### WORK TO DO:
Which lines in the items below contain the word "name"? Return each of those lines in full.

### EXTRACTED ENTRIES:
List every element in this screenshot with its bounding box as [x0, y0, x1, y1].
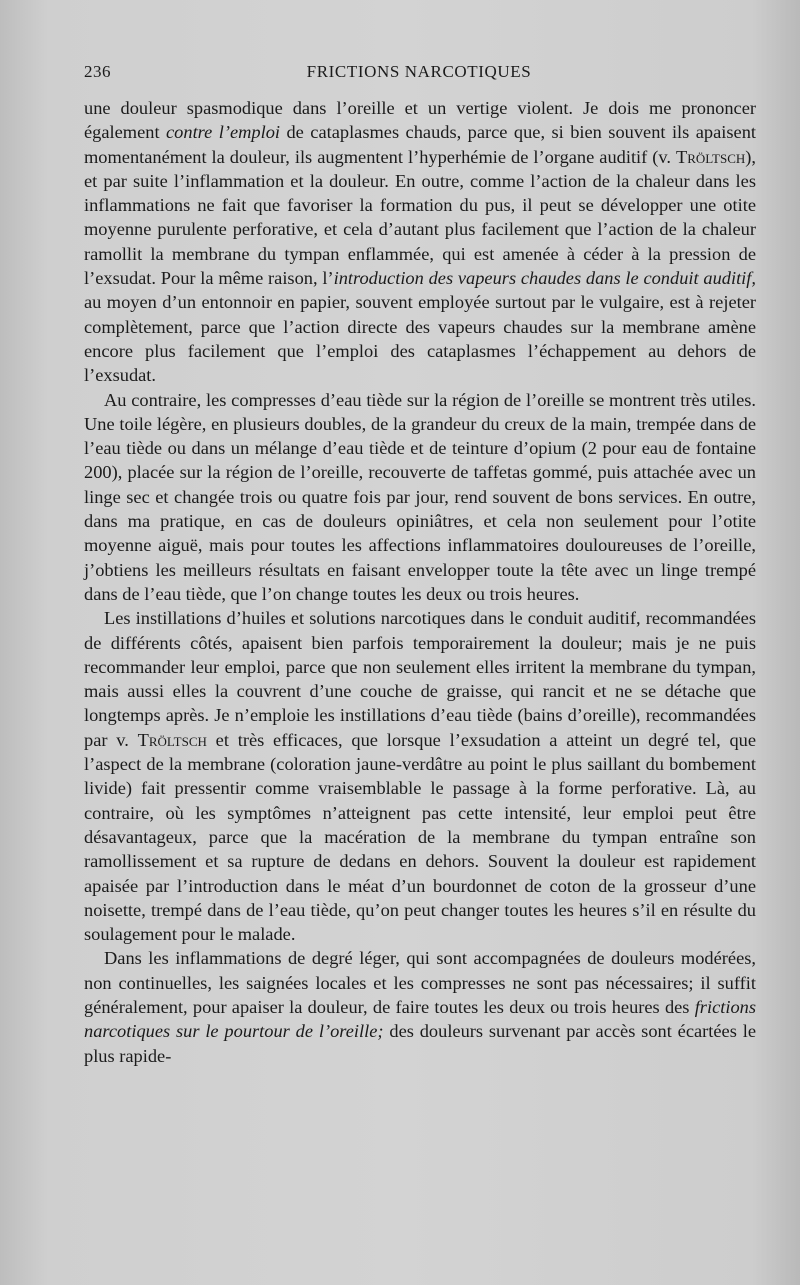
- paragraph-2: Au contraire, les compresses d’eau tiède sur la région de l’oreille se montrent très utiles. Une toile légère, en plusieurs doubles, de la grandeur du creux de la main, trempée dans de l’eau tiède ou dans un mélange d’eau tiède et de teinture d’opium (2 pour eau de fontaine 200), placée sur la région de l’oreille, recouverte de taffetas gommé, puis attachée avec un linge sec et changée trois ou quatre fois par jour, rend souvent de bons services. En outre, dans ma pratique, en cas de douleurs opiniâtres, et cela non seulement pour l’otite moyenne aiguë, mais pour toutes les affections inflammatoires douloureuses de l’oreille, j’obtiens les meilleurs résultats en faisant envelopper toute la tête avec un linge trempé dans de l’eau tiède, que l’on change toutes les deux ou trois heures.: [84, 389, 756, 604]
- emphasis-contre-lemploi: contre l’emploi: [166, 122, 281, 143]
- page-header: [84, 62, 754, 86]
- page-number: 236: [84, 62, 111, 81]
- emphasis-frictions-narcotiques: frictions narcotiques sur le pourtour de l’oreille;: [84, 996, 756, 1042]
- paragraph-4: Dans les inflammations de degré léger, qui sont accompagnées de douleurs modérées, non continuelles, les saignées locales et les compresses ne sont pas nécessaires; il suffit généralement, pour apaiser la douleur, de faire toutes les deux ou trois heures des frictions narcotiques sur le pourtour de l’oreille; des douleurs survenant par accès sont écartées le plus rapide-: [84, 948, 756, 1066]
- paragraph-1: une douleur spasmodique dans l’oreille et un vertige violent. Je dois me prononcer également contre l’emploi de cataplasmes chauds, parce que, si bien souvent ils apaisent momentanément la douleur, ils augmentent l’hyperhémie de l’organe auditif (v. Tröltsch), et par suite l’inflammation et la douleur. En outre, comme l’action de la chaleur dans les inflammations ne fait que favoriser la formation du pus, il peut se développer une otite moyenne purulente perforative, et cela d’autant plus facilement que l’action de la chaleur ramollit la membrane du tympan enflammée, qui est amenée à céder à la pression de l’exsudat. Pour la même raison, l’introduction des vapeurs chaudes dans le conduit auditif, au moyen d’un entonnoir en papier, souvent employée surtout par le vulgaire, est à rejeter complètement, parce que l’action directe des vapeurs chaudes sur la membrane amène encore plus facilement que l’emploi des cataplasmes l’échappement au dehors de l’exsudat.: [84, 98, 757, 386]
- author-name: Tröltsch: [675, 146, 746, 167]
- emphasis-introduction-vapeurs: introduction des vapeurs chaudes dans le conduit auditif,: [333, 268, 756, 289]
- paragraph-3: Les instillations d’huiles et solutions narcotiques dans le conduit auditif, recommandées de différents côtés, apaisent bien parfois temporairement la douleur; mais je ne puis recommander leur emploi, parce que non seulement elles irritent la membrane du tympan, mais aussi elles la couvrent d’une couche de graisse, qui rancit et ne se détache que longtemps après. Je n’emploie les instillations d’eau tiède (bains d’oreille), recommandées par v. Tröltsch et très efficaces, que lorsque l’exsudation a atteint un degré tel, que l’aspect de la membrane (coloration jaune-verdâtre au point le plus saillant du bombement livide) fait pressentir comme vraisemblable le passage à la forme perforative. Là, au contraire, où les symptômes n’atteignent pas cette intensité, leur emploi peut être désavantageux, parce que la macération de la membrane du tympan entraîne son ramollissement et sa rupture de dedans en dehors. Souvent la douleur est rapidement apaisée par l’introduction dans le méat d’un bourdonnet de coton de la grosseur d’une noisette, trempé dans de l’eau tiède, qu’on peut changer toutes les heures s’il en résulte du soulagement pour le malade.: [84, 608, 756, 945]
- author-name: Tröltsch: [137, 729, 207, 750]
- running-title: FRICTIONS NARCOTIQUES: [306, 62, 532, 81]
- body-text: [84, 96, 756, 1068]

### FINISHED ANSWER:
- author-name: Tröltsch: [675, 146, 746, 167]
- author-name: Tröltsch: [137, 729, 207, 750]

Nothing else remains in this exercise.